_Text passage_
----------------

Some things in Fashion remained unchanged, but that does not mean it won’t.

Over the past seasons, most visibly since 2015, genderless fashion has cat-walked its rise through the bold yet blurred lines of gender identification. This year, London Fashion Week has challenged the gender trends in fashion featuring the “androgynous” brands.

From the futuristic Gareth Pugh to the vintage Art School along side Bruta, and Ignacia Zordan, London Fashion Week have shifted the norm and put gender-neutral styles on spotlight. Menswear, womenswear … who cares.



Living myself:

Dinu Serban is satisfied. He is waiting for the operation that will change his life forever.

Born and assigned a female, Dinus challenges his destiny by wearing men clothing, cutting hair short and taking hormones resulting in deeper voice.

These define how he really feels about himself and how he wants to be seen by the judgmental society. But at the end of the day, Dinus is still a woman.

In his early 30’s Dinu still remembers how confused he felt as a child. Getting the surgical procedure will finally give him masculine genital at last. But for 32 years, he only had fashion to help him. Still he admits that wearing certain type of clothes doesn’t define your sexuality.

He always knew he was a boy but admits that everything became clearer when he was about seven. At that age, his mom gave him the choice to decide what to wear. Skirts weren’t the mandatory outfit as they used to be before.

Olivia Ponford, Criminology student at the University of Westminster, has always been socially labelled as “a tomboy” simply for wearing boyish clothing: loose t-shirts and jeans. On her side of the story, comfort is what matters and her choice of clothing – girlish or boyish – depends on how she feels

She believes the way people dresses doesn’t identify their sexuality. “it’s all about who you are,” Olivia said.

Benedit Seb, a final year student at Cental Saint Martins College of Art and Design explained about Androgynous fashion dating back to the 18th century. The term Androgynous used to describe people who demonstrated feminine and masculine characteristics and this concept has changed over the years. She explains the role that fashion plays in our society and believes fashion doesn’t define who we are or our personality as identity is something very abstract and people are constantly in a mission of discovery which it doesn’t necessarily define the way we are. She says that fashion is the way people maintain their social order and social disapproval comes when people decide to step outside the box as it happens with Androgynous fashion. Western society is late with Androgynous fashion.

----------------

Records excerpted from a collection
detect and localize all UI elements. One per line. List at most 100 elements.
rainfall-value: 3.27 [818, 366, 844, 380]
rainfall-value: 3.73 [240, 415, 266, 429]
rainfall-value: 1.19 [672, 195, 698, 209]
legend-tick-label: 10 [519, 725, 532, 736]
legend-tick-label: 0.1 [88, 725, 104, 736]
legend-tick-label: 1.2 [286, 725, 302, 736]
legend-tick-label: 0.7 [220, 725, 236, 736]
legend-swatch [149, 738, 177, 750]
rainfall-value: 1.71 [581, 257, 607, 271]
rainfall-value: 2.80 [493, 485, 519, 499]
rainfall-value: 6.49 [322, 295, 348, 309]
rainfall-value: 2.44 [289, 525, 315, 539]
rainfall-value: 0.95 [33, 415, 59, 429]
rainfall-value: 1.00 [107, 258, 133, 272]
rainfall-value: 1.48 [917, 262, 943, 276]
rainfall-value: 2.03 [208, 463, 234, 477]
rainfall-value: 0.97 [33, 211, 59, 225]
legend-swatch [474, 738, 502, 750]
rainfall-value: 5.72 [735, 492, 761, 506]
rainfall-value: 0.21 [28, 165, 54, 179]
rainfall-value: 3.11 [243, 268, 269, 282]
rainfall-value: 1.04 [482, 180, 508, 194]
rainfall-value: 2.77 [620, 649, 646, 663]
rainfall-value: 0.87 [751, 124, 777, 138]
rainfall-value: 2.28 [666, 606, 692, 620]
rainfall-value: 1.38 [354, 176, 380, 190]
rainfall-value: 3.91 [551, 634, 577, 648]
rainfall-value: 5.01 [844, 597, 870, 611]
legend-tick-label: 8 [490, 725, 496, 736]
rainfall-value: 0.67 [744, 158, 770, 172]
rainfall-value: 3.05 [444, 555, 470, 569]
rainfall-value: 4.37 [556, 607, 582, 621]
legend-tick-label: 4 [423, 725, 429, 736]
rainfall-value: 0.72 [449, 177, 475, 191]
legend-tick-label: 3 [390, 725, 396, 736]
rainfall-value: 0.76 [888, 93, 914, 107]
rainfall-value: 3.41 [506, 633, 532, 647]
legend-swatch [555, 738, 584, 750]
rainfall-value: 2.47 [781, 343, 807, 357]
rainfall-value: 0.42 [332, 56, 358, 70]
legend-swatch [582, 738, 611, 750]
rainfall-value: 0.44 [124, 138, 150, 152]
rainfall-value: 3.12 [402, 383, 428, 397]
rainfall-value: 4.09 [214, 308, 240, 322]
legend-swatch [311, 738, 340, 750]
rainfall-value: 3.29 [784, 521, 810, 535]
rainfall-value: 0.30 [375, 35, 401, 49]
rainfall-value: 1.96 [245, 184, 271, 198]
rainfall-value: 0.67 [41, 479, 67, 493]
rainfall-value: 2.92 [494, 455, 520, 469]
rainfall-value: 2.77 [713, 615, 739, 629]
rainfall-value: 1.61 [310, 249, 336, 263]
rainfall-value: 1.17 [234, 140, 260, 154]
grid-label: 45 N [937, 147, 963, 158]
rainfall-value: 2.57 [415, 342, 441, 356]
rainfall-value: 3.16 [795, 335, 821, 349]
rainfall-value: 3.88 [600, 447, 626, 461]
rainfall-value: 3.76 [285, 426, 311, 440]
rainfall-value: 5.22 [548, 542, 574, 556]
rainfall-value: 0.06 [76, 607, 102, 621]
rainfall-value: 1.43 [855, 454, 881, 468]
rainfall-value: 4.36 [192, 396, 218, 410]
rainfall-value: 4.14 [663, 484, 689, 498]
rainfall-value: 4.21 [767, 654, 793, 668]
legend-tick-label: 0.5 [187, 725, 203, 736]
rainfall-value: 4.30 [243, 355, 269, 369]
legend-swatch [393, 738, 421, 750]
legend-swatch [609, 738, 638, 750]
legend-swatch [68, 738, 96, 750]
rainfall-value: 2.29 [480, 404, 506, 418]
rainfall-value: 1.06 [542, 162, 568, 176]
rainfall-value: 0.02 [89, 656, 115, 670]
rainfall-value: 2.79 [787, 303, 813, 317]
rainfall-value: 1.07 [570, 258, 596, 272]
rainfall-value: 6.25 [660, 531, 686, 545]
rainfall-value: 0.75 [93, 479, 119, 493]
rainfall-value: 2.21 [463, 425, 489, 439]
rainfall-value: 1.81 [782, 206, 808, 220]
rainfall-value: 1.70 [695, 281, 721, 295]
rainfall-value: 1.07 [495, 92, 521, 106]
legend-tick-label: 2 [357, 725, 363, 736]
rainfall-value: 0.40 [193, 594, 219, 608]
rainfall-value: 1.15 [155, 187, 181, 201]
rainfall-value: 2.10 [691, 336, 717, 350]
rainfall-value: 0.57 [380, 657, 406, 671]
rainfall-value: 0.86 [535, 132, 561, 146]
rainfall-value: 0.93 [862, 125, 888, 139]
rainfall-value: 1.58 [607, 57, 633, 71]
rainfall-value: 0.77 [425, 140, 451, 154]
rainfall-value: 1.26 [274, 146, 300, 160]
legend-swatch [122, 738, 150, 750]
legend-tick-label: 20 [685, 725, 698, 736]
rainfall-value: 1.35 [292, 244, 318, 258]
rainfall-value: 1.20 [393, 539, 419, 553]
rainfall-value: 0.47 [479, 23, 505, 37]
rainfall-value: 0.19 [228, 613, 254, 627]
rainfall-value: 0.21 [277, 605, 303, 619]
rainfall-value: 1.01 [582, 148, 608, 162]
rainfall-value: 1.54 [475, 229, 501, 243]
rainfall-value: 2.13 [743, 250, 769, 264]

----------------

_Task 1_
In the genderless fashion text, what does Olivia Ponford study, and where?
_Task 2_
Print the part of the genderless fashion text starting with "Some things in" and going on through "in deeper voice.".

_Problem solution 1_
Criminology at the University of Westminster.

_Problem solution 2_
Some things in Fashion remained unchanged, but that does not mean it won’t.

Over the past seasons, most visibly since 2015, genderless fashion has cat-walked its rise through the bold yet blurred lines of gender identification. This year, London Fashion Week has challenged the gender trends in fashion featuring the “androgynous” brands.

From the futuristic Gareth Pugh to the vintage Art School along side Bruta, and Ignacia Zordan, London Fashion Week have shifted the norm and put gender-neutral styles on spotlight. Menswear, womenswear … who cares.



Living myself:

Dinu Serban is satisfied. He is waiting for the operation that will change his life forever.

Born and assigned a female, Dinus challenges his destiny by wearing men clothing, cutting hair short and taking hormones resulting in deeper voice.